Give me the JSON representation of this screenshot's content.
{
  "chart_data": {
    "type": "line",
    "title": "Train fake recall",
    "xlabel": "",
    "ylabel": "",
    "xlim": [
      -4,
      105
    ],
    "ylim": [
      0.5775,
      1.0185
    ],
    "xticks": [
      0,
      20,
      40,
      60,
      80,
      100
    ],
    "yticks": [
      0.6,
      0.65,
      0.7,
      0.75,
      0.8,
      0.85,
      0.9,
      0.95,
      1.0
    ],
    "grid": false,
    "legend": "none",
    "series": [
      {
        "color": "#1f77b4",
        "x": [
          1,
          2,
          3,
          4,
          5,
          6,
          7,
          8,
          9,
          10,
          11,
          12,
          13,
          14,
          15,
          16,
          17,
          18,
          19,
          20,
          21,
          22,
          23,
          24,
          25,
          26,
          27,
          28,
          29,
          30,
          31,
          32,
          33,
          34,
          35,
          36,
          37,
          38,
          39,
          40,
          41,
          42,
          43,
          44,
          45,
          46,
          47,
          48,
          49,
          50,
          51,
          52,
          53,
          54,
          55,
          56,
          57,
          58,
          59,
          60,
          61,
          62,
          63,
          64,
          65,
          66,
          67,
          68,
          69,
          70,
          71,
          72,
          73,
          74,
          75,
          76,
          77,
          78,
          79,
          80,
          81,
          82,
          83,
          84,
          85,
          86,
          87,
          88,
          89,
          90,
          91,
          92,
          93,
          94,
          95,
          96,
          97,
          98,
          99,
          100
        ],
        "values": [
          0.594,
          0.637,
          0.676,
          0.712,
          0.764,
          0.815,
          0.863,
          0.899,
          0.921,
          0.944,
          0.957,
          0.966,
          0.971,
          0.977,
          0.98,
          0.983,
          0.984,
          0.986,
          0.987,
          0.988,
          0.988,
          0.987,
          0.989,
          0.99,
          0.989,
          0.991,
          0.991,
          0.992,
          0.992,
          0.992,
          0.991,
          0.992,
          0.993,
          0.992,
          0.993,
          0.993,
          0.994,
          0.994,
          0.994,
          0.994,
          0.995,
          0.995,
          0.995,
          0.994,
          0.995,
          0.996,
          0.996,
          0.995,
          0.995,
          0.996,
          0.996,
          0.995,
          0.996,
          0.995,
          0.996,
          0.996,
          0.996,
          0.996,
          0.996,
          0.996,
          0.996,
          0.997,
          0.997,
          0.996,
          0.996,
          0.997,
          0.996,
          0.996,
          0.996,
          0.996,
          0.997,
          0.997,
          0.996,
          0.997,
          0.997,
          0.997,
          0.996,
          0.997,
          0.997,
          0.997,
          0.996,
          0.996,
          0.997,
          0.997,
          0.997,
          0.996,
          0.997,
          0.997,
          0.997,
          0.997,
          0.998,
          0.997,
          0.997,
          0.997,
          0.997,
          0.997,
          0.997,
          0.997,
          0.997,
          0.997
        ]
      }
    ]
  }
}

——————————

§ Requirements: Copy out the material above in its entirety. Every detail must match.

§ Solution:
Give me the JSON representation of this screenshot's content.
{
  "chart_data": {
    "type": "line",
    "title": "Train fake recall",
    "xlabel": "",
    "ylabel": "",
    "xlim": [
      -4,
      105
    ],
    "ylim": [
      0.5775,
      1.0185
    ],
    "xticks": [
      0,
      20,
      40,
      60,
      80,
      100
    ],
    "yticks": [
      0.6,
      0.65,
      0.7,
      0.75,
      0.8,
      0.85,
      0.9,
      0.95,
      1.0
    ],
    "grid": false,
    "legend": "none",
    "series": [
      {
        "color": "#1f77b4",
        "x": [
          1,
          2,
          3,
          4,
          5,
          6,
          7,
          8,
          9,
          10,
          11,
          12,
          13,
          14,
          15,
          16,
          17,
          18,
          19,
          20,
          21,
          22,
          23,
          24,
          25,
          26,
          27,
          28,
          29,
          30,
          31,
          32,
          33,
          34,
          35,
          36,
          37,
          38,
          39,
          40,
          41,
          42,
          43,
          44,
          45,
          46,
          47,
          48,
          49,
          50,
          51,
          52,
          53,
          54,
          55,
          56,
          57,
          58,
          59,
          60,
          61,
          62,
          63,
          64,
          65,
          66,
          67,
          68,
          69,
          70,
          71,
          72,
          73,
          74,
          75,
          76,
          77,
          78,
          79,
          80,
          81,
          82,
          83,
          84,
          85,
          86,
          87,
          88,
          89,
          90,
          91,
          92,
          93,
          94,
          95,
          96,
          97,
          98,
          99,
          100
        ],
        "values": [
          0.594,
          0.637,
          0.676,
          0.712,
          0.764,
          0.815,
          0.863,
          0.899,
          0.921,
          0.944,
          0.957,
          0.966,
          0.971,
          0.977,
          0.98,
          0.983,
          0.984,
          0.986,
          0.987,
          0.988,
          0.988,
          0.987,
          0.989,
          0.99,
          0.989,
          0.991,
          0.991,
          0.992,
          0.992,
          0.992,
          0.991,
          0.992,
          0.993,
          0.992,
          0.993,
          0.993,
          0.994,
          0.994,
          0.994,
          0.994,
          0.995,
          0.995,
          0.995,
          0.994,
          0.995,
          0.996,
          0.996,
          0.995,
          0.995,
          0.996,
          0.996,
          0.995,
          0.996,
          0.995,
          0.996,
          0.996,
          0.996,
          0.996,
          0.996,
          0.996,
          0.996,
          0.997,
          0.997,
          0.996,
          0.996,
          0.997,
          0.996,
          0.996,
          0.996,
          0.996,
          0.997,
          0.997,
          0.996,
          0.997,
          0.997,
          0.997,
          0.996,
          0.997,
          0.997,
          0.997,
          0.996,
          0.996,
          0.997,
          0.997,
          0.997,
          0.996,
          0.997,
          0.997,
          0.997,
          0.997,
          0.998,
          0.997,
          0.997,
          0.997,
          0.997,
          0.997,
          0.997,
          0.997,
          0.997,
          0.997
        ]
      }
    ]
  }
}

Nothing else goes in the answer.